**Directions**
Reproduce every line of the material below word for word, leaving out the pictures.

[Element and coordinate records]
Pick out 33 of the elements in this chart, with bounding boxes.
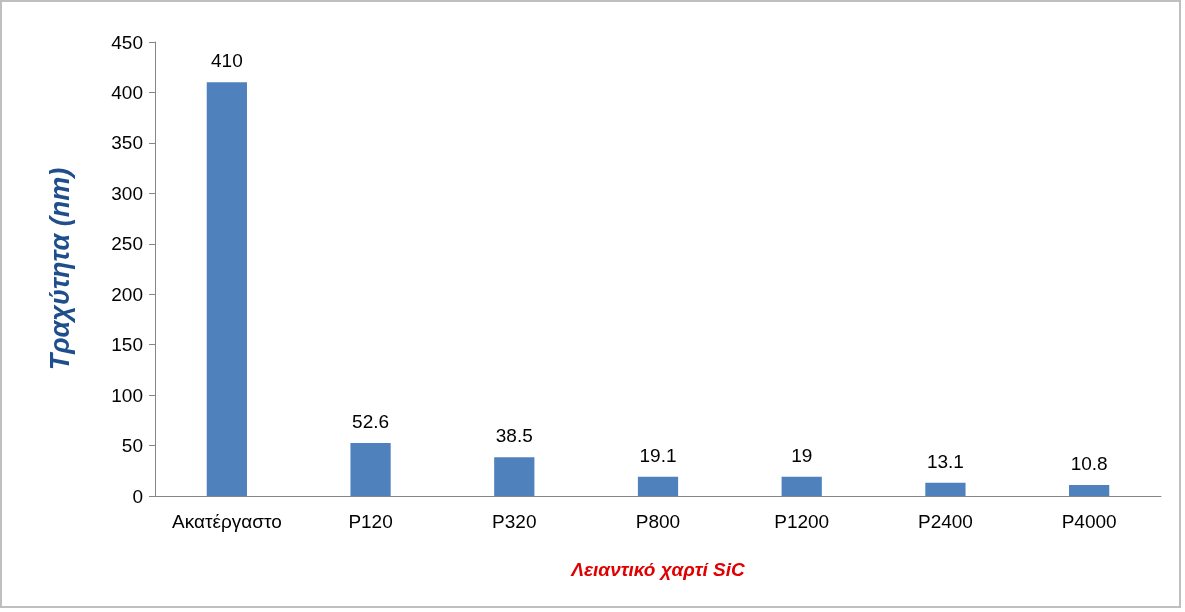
data-label: 52.6 bbox=[352, 410, 390, 432]
bar bbox=[206, 82, 247, 496]
y-tick-label: 200 bbox=[111, 283, 143, 305]
y-axis-title: Τραχύτητα (nm) bbox=[44, 167, 75, 371]
bar bbox=[1069, 485, 1110, 496]
data-label: 10.8 bbox=[1070, 453, 1108, 475]
data-label: 19.1 bbox=[639, 444, 677, 466]
bar bbox=[350, 442, 391, 496]
data-label: 410 bbox=[211, 50, 243, 72]
y-tick-label: 150 bbox=[111, 334, 143, 356]
x-tick-label: Ακατέργαστο bbox=[171, 511, 282, 532]
x-tick-label: P320 bbox=[492, 511, 537, 532]
y-tick-label: 100 bbox=[111, 384, 143, 406]
data-label: 19 bbox=[791, 444, 813, 466]
data-label: 38.5 bbox=[495, 425, 533, 447]
y-tick-label: 0 bbox=[132, 485, 143, 507]
bar bbox=[781, 476, 822, 496]
y-tick-label: 400 bbox=[111, 81, 143, 103]
x-tick-label: P1200 bbox=[774, 511, 830, 532]
bar bbox=[494, 457, 535, 496]
bar bbox=[925, 482, 966, 496]
x-axis-title: Λειαντικό χαρτί SiC bbox=[570, 559, 745, 580]
data-label: 13.1 bbox=[926, 450, 964, 472]
y-tick-label: 350 bbox=[111, 132, 143, 154]
x-tick-label: P800 bbox=[635, 511, 681, 532]
y-tick-label: 50 bbox=[121, 435, 143, 457]
x-tick-label: P120 bbox=[348, 511, 393, 532]
x-tick-label: P2400 bbox=[917, 511, 973, 532]
x-tick-label: P4000 bbox=[1061, 511, 1117, 532]
y-tick-label: 300 bbox=[111, 182, 143, 204]
y-tick-label: 450 bbox=[111, 31, 143, 53]
bar bbox=[637, 476, 679, 496]
y-tick-label: 250 bbox=[111, 233, 143, 255]
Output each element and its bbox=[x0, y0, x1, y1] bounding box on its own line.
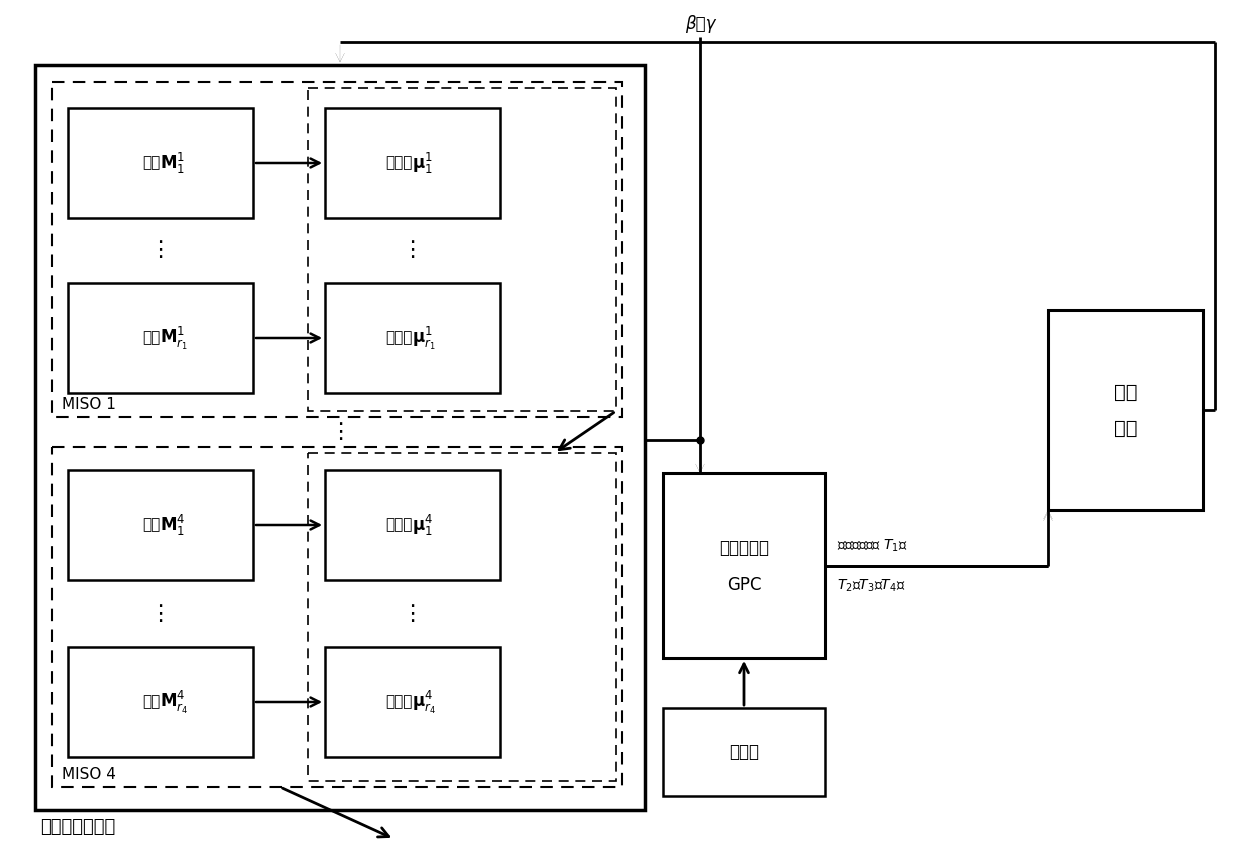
Text: ⋮: ⋮ bbox=[149, 603, 171, 624]
Text: 对象: 对象 bbox=[1114, 418, 1137, 437]
Text: ⋮: ⋮ bbox=[149, 240, 171, 261]
Bar bbox=[68, 470, 253, 580]
Text: ⋮: ⋮ bbox=[402, 240, 424, 261]
Bar bbox=[663, 473, 825, 658]
Bar bbox=[52, 82, 622, 417]
Text: $\mathbf{M}^1_1$: $\mathbf{M}^1_1$ bbox=[160, 151, 186, 176]
Bar bbox=[68, 647, 253, 757]
Bar bbox=[325, 108, 500, 218]
Text: 隶属度: 隶属度 bbox=[386, 156, 413, 170]
Text: 隶属度: 隶属度 bbox=[386, 517, 413, 532]
Bar bbox=[663, 708, 825, 796]
Bar bbox=[68, 108, 253, 218]
Bar bbox=[1048, 310, 1203, 510]
Text: MISO 4: MISO 4 bbox=[62, 767, 115, 782]
Bar bbox=[325, 283, 500, 393]
Text: $\mathbf{\mu}^1_{r_1}$: $\mathbf{\mu}^1_{r_1}$ bbox=[413, 325, 436, 352]
Text: $\mathbf{\mu}^4_{r_4}$: $\mathbf{\mu}^4_{r_4}$ bbox=[413, 688, 436, 716]
Bar bbox=[52, 447, 622, 787]
Bar bbox=[308, 88, 616, 411]
Bar bbox=[35, 65, 645, 810]
Text: 整车: 整车 bbox=[1114, 383, 1137, 401]
Bar bbox=[68, 283, 253, 393]
Text: 设定值: 设定值 bbox=[729, 743, 759, 761]
Text: $\mathbf{\mu}^4_1$: $\mathbf{\mu}^4_1$ bbox=[413, 512, 434, 538]
Text: $\mathbf{M}^1_{r_1}$: $\mathbf{M}^1_{r_1}$ bbox=[160, 325, 188, 352]
Text: $\mathbf{M}^4_{r_4}$: $\mathbf{M}^4_{r_4}$ bbox=[160, 688, 188, 716]
Text: 模型: 模型 bbox=[143, 694, 160, 710]
Text: 隶属度: 隶属度 bbox=[386, 331, 413, 346]
Bar bbox=[325, 647, 500, 757]
Text: ⋮: ⋮ bbox=[402, 603, 424, 624]
Text: 线性多变量: 线性多变量 bbox=[719, 538, 769, 556]
Text: β、γ: β、γ bbox=[684, 15, 715, 33]
Text: $T_2$、$T_3$、$T_4$、: $T_2$、$T_3$、$T_4$、 bbox=[837, 578, 905, 594]
Bar bbox=[308, 453, 616, 781]
Text: GPC: GPC bbox=[727, 577, 761, 595]
Text: 广义输出转矩 $T_1$、: 广义输出转矩 $T_1$、 bbox=[837, 537, 908, 554]
Text: 模型: 模型 bbox=[143, 156, 160, 170]
Text: ⋮: ⋮ bbox=[329, 422, 351, 442]
Text: 模型: 模型 bbox=[143, 331, 160, 346]
Text: 整车动力学模型: 整车动力学模型 bbox=[40, 818, 115, 836]
Text: MISO 1: MISO 1 bbox=[62, 397, 115, 412]
Text: $\mathbf{\mu}^1_1$: $\mathbf{\mu}^1_1$ bbox=[413, 151, 433, 176]
Text: 模型: 模型 bbox=[143, 517, 160, 532]
Bar bbox=[325, 470, 500, 580]
Text: $\mathbf{M}^4_1$: $\mathbf{M}^4_1$ bbox=[160, 512, 186, 538]
Text: 隶属度: 隶属度 bbox=[386, 694, 413, 710]
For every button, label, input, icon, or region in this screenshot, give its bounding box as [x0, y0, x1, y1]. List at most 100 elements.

**Solution for this problem**
Pick out 33 of the elements in this chart, with bounding boxes.
data-label: 52.6 bbox=[352, 410, 390, 432]
bar bbox=[206, 82, 247, 496]
y-tick-label: 200 bbox=[111, 283, 143, 305]
y-axis-title: Τραχύτητα (nm) bbox=[44, 167, 75, 371]
bar bbox=[1069, 485, 1110, 496]
data-label: 10.8 bbox=[1070, 453, 1108, 475]
data-label: 19.1 bbox=[639, 444, 677, 466]
bar bbox=[350, 442, 391, 496]
data-label: 410 bbox=[211, 50, 243, 72]
y-tick-label: 150 bbox=[111, 334, 143, 356]
x-tick-label: Ακατέργαστο bbox=[171, 511, 282, 532]
x-tick-label: P320 bbox=[492, 511, 537, 532]
y-tick-label: 100 bbox=[111, 384, 143, 406]
data-label: 19 bbox=[791, 444, 813, 466]
data-label: 38.5 bbox=[495, 425, 533, 447]
y-tick-label: 0 bbox=[132, 485, 143, 507]
bar bbox=[781, 476, 822, 496]
y-tick-label: 400 bbox=[111, 81, 143, 103]
x-tick-label: P1200 bbox=[774, 511, 830, 532]
bar bbox=[494, 457, 535, 496]
bar bbox=[925, 482, 966, 496]
x-axis-title: Λειαντικό χαρτί SiC bbox=[570, 559, 745, 580]
data-label: 13.1 bbox=[926, 450, 964, 472]
y-tick-label: 350 bbox=[111, 132, 143, 154]
x-tick-label: P800 bbox=[635, 511, 681, 532]
y-tick-label: 50 bbox=[121, 435, 143, 457]
x-tick-label: P120 bbox=[348, 511, 393, 532]
x-tick-label: P2400 bbox=[917, 511, 973, 532]
x-tick-label: P4000 bbox=[1061, 511, 1117, 532]
y-tick-label: 300 bbox=[111, 182, 143, 204]
y-tick-label: 450 bbox=[111, 31, 143, 53]
bar bbox=[637, 476, 679, 496]
y-tick-label: 250 bbox=[111, 233, 143, 255]
Output each element and its bbox=[x0, y0, x1, y1] bounding box on its own line.
Text: ⋮: ⋮ bbox=[149, 603, 171, 624]
Text: 对象: 对象 bbox=[1114, 418, 1137, 437]
Text: ⋮: ⋮ bbox=[149, 240, 171, 261]
Bar bbox=[68, 470, 253, 580]
Text: ⋮: ⋮ bbox=[402, 240, 424, 261]
Bar bbox=[663, 473, 825, 658]
Bar bbox=[52, 82, 622, 417]
Text: $\mathbf{M}^1_1$: $\mathbf{M}^1_1$ bbox=[160, 151, 186, 176]
Bar bbox=[68, 647, 253, 757]
Bar bbox=[325, 108, 500, 218]
Text: 隶属度: 隶属度 bbox=[386, 156, 413, 170]
Text: 隶属度: 隶属度 bbox=[386, 517, 413, 532]
Bar bbox=[663, 708, 825, 796]
Bar bbox=[68, 108, 253, 218]
Bar bbox=[1048, 310, 1203, 510]
Text: MISO 4: MISO 4 bbox=[62, 767, 115, 782]
Bar bbox=[325, 283, 500, 393]
Text: $\mathbf{\mu}^1_{r_1}$: $\mathbf{\mu}^1_{r_1}$ bbox=[413, 325, 436, 352]
Text: $\mathbf{\mu}^4_{r_4}$: $\mathbf{\mu}^4_{r_4}$ bbox=[413, 688, 436, 716]
Bar bbox=[52, 447, 622, 787]
Bar bbox=[308, 88, 616, 411]
Bar bbox=[35, 65, 645, 810]
Text: 整车: 整车 bbox=[1114, 383, 1137, 401]
Bar bbox=[68, 283, 253, 393]
Text: 设定值: 设定值 bbox=[729, 743, 759, 761]
Text: $\mathbf{\mu}^4_1$: $\mathbf{\mu}^4_1$ bbox=[413, 512, 434, 538]
Text: $\mathbf{M}^1_{r_1}$: $\mathbf{M}^1_{r_1}$ bbox=[160, 325, 188, 352]
Text: $\mathbf{M}^4_{r_4}$: $\mathbf{M}^4_{r_4}$ bbox=[160, 688, 188, 716]
Text: 模型: 模型 bbox=[143, 694, 160, 710]
Text: 隶属度: 隶属度 bbox=[386, 331, 413, 346]
Bar bbox=[325, 647, 500, 757]
Text: ⋮: ⋮ bbox=[402, 603, 424, 624]
Text: 线性多变量: 线性多变量 bbox=[719, 538, 769, 556]
Text: β、γ: β、γ bbox=[684, 15, 715, 33]
Text: $T_2$、$T_3$、$T_4$、: $T_2$、$T_3$、$T_4$、 bbox=[837, 578, 905, 594]
Bar bbox=[308, 453, 616, 781]
Text: GPC: GPC bbox=[727, 577, 761, 595]
Text: 广义输出转矩 $T_1$、: 广义输出转矩 $T_1$、 bbox=[837, 537, 908, 554]
Text: 模型: 模型 bbox=[143, 156, 160, 170]
Text: ⋮: ⋮ bbox=[329, 422, 351, 442]
Text: 模型: 模型 bbox=[143, 331, 160, 346]
Text: 整车动力学模型: 整车动力学模型 bbox=[40, 818, 115, 836]
Text: MISO 1: MISO 1 bbox=[62, 397, 115, 412]
Text: $\mathbf{\mu}^1_1$: $\mathbf{\mu}^1_1$ bbox=[413, 151, 433, 176]
Text: 模型: 模型 bbox=[143, 517, 160, 532]
Bar bbox=[325, 470, 500, 580]
Text: $\mathbf{M}^4_1$: $\mathbf{M}^4_1$ bbox=[160, 512, 186, 538]
Text: 隶属度: 隶属度 bbox=[386, 694, 413, 710]
For every button, label, input, icon, or region in this screenshot, give its bounding box as [x0, y0, x1, y1]. List at most 100 elements.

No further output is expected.